_Listed entries_:
* * * * *

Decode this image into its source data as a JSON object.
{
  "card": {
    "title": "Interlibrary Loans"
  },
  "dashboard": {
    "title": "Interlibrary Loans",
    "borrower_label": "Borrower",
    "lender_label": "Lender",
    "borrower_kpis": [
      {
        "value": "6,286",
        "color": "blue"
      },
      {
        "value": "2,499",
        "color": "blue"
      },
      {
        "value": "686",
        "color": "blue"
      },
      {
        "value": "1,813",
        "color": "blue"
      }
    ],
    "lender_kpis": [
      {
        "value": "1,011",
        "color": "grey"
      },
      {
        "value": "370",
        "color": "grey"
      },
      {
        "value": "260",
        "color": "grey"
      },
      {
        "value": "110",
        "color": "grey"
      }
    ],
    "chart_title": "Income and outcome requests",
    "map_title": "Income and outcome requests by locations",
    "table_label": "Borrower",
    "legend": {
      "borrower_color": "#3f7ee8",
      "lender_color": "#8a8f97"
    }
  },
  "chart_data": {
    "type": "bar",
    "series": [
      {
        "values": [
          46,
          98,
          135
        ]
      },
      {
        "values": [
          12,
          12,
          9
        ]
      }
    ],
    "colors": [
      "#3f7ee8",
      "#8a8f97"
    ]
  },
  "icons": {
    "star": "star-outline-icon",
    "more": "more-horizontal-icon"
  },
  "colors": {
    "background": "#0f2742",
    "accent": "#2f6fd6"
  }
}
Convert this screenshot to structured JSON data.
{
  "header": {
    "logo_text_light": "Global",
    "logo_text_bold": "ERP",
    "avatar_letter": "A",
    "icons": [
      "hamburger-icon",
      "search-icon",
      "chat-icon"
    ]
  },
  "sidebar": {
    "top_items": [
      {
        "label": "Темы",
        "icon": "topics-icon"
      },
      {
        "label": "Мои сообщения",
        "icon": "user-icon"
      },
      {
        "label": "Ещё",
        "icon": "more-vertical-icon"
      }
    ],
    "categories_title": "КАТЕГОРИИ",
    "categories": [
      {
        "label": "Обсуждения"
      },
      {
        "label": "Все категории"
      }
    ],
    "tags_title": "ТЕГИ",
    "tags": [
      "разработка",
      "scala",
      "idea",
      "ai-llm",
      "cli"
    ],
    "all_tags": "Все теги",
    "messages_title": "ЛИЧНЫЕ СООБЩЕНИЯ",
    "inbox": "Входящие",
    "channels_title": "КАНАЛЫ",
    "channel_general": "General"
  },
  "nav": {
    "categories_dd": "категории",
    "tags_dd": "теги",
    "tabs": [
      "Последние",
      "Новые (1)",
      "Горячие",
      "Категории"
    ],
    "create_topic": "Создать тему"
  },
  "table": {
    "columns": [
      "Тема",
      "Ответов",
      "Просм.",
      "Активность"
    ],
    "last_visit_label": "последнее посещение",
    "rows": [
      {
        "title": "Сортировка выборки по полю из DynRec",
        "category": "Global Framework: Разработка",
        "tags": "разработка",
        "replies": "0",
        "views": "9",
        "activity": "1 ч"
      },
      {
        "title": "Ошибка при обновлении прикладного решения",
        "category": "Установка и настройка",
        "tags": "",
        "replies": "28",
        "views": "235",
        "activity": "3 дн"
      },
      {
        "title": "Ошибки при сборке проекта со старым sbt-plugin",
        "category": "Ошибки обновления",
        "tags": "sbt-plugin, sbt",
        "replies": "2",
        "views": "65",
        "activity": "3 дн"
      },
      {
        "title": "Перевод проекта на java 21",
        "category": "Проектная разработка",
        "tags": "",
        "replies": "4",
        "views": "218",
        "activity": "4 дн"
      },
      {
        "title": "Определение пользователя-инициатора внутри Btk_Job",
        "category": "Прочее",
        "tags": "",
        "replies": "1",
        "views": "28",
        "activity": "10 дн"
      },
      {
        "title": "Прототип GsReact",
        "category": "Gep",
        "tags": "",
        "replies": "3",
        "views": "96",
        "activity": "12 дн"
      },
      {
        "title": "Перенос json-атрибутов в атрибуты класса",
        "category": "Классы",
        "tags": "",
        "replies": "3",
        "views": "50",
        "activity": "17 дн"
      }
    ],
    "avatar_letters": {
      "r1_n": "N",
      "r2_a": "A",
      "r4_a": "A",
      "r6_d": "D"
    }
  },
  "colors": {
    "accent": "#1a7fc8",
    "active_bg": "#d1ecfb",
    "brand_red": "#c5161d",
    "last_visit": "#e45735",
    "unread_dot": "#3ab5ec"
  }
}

* * * * *

_Directions for this task_:
Reproduce each entry above exactly, keeping every word.

_Answer to this problem_:
Decode this image into its source data as a JSON object.
{
  "card": {
    "title": "Interlibrary Loans"
  },
  "dashboard": {
    "title": "Interlibrary Loans",
    "borrower_label": "Borrower",
    "lender_label": "Lender",
    "borrower_kpis": [
      {
        "value": "6,286",
        "color": "blue"
      },
      {
        "value": "2,499",
        "color": "blue"
      },
      {
        "value": "686",
        "color": "blue"
      },
      {
        "value": "1,813",
        "color": "blue"
      }
    ],
    "lender_kpis": [
      {
        "value": "1,011",
        "color": "grey"
      },
      {
        "value": "370",
        "color": "grey"
      },
      {
        "value": "260",
        "color": "grey"
      },
      {
        "value": "110",
        "color": "grey"
      }
    ],
    "chart_title": "Income and outcome requests",
    "map_title": "Income and outcome requests by locations",
    "table_label": "Borrower",
    "legend": {
      "borrower_color": "#3f7ee8",
      "lender_color": "#8a8f97"
    }
  },
  "chart_data": {
    "type": "bar",
    "series": [
      {
        "values": [
          46,
          98,
          135
        ]
      },
      {
        "values": [
          12,
          12,
          9
        ]
      }
    ],
    "colors": [
      "#3f7ee8",
      "#8a8f97"
    ]
  },
  "icons": {
    "star": "star-outline-icon",
    "more": "more-horizontal-icon"
  },
  "colors": {
    "background": "#0f2742",
    "accent": "#2f6fd6"
  }
}
Convert this screenshot to structured JSON data.
{
  "header": {
    "logo_text_light": "Global",
    "logo_text_bold": "ERP",
    "avatar_letter": "A",
    "icons": [
      "hamburger-icon",
      "search-icon",
      "chat-icon"
    ]
  },
  "sidebar": {
    "top_items": [
      {
        "label": "Темы",
        "icon": "topics-icon"
      },
      {
        "label": "Мои сообщения",
        "icon": "user-icon"
      },
      {
        "label": "Ещё",
        "icon": "more-vertical-icon"
      }
    ],
    "categories_title": "КАТЕГОРИИ",
    "categories": [
      {
        "label": "Обсуждения"
      },
      {
        "label": "Все категории"
      }
    ],
    "tags_title": "ТЕГИ",
    "tags": [
      "разработка",
      "scala",
      "idea",
      "ai-llm",
      "cli"
    ],
    "all_tags": "Все теги",
    "messages_title": "ЛИЧНЫЕ СООБЩЕНИЯ",
    "inbox": "Входящие",
    "channels_title": "КАНАЛЫ",
    "channel_general": "General"
  },
  "nav": {
    "categories_dd": "категории",
    "tags_dd": "теги",
    "tabs": [
      "Последние",
      "Новые (1)",
      "Горячие",
      "Категории"
    ],
    "create_topic": "Создать тему"
  },
  "table": {
    "columns": [
      "Тема",
      "Ответов",
      "Просм.",
      "Активность"
    ],
    "last_visit_label": "последнее посещение",
    "rows": [
      {
        "title": "Сортировка выборки по полю из DynRec",
        "category": "Global Framework: Разработка",
        "tags": "разработка",
        "replies": "0",
        "views": "9",
        "activity": "1 ч"
      },
      {
        "title": "Ошибка при обновлении прикладного решения",
        "category": "Установка и настройка",
        "tags": "",
        "replies": "28",
        "views": "235",
        "activity": "3 дн"
      },
      {
        "title": "Ошибки при сборке проекта со старым sbt-plugin",
        "category": "Ошибки обновления",
        "tags": "sbt-plugin, sbt",
        "replies": "2",
        "views": "65",
        "activity": "3 дн"
      },
      {
        "title": "Перевод проекта на java 21",
        "category": "Проектная разработка",
        "tags": "",
        "replies": "4",
        "views": "218",
        "activity": "4 дн"
      },
      {
        "title": "Определение пользователя-инициатора внутри Btk_Job",
        "category": "Прочее",
        "tags": "",
        "replies": "1",
        "views": "28",
        "activity": "10 дн"
      },
      {
        "title": "Прототип GsReact",
        "category": "Gep",
        "tags": "",
        "replies": "3",
        "views": "96",
        "activity": "12 дн"
      },
      {
        "title": "Перенос json-атрибутов в атрибуты класса",
        "category": "Классы",
        "tags": "",
        "replies": "3",
        "views": "50",
        "activity": "17 дн"
      }
    ],
    "avatar_letters": {
      "r1_n": "N",
      "r2_a": "A",
      "r4_a": "A",
      "r6_d": "D"
    }
  },
  "colors": {
    "accent": "#1a7fc8",
    "active_bg": "#d1ecfb",
    "brand_red": "#c5161d",
    "last_visit": "#e45735",
    "unread_dot": "#3ab5ec"
  }
}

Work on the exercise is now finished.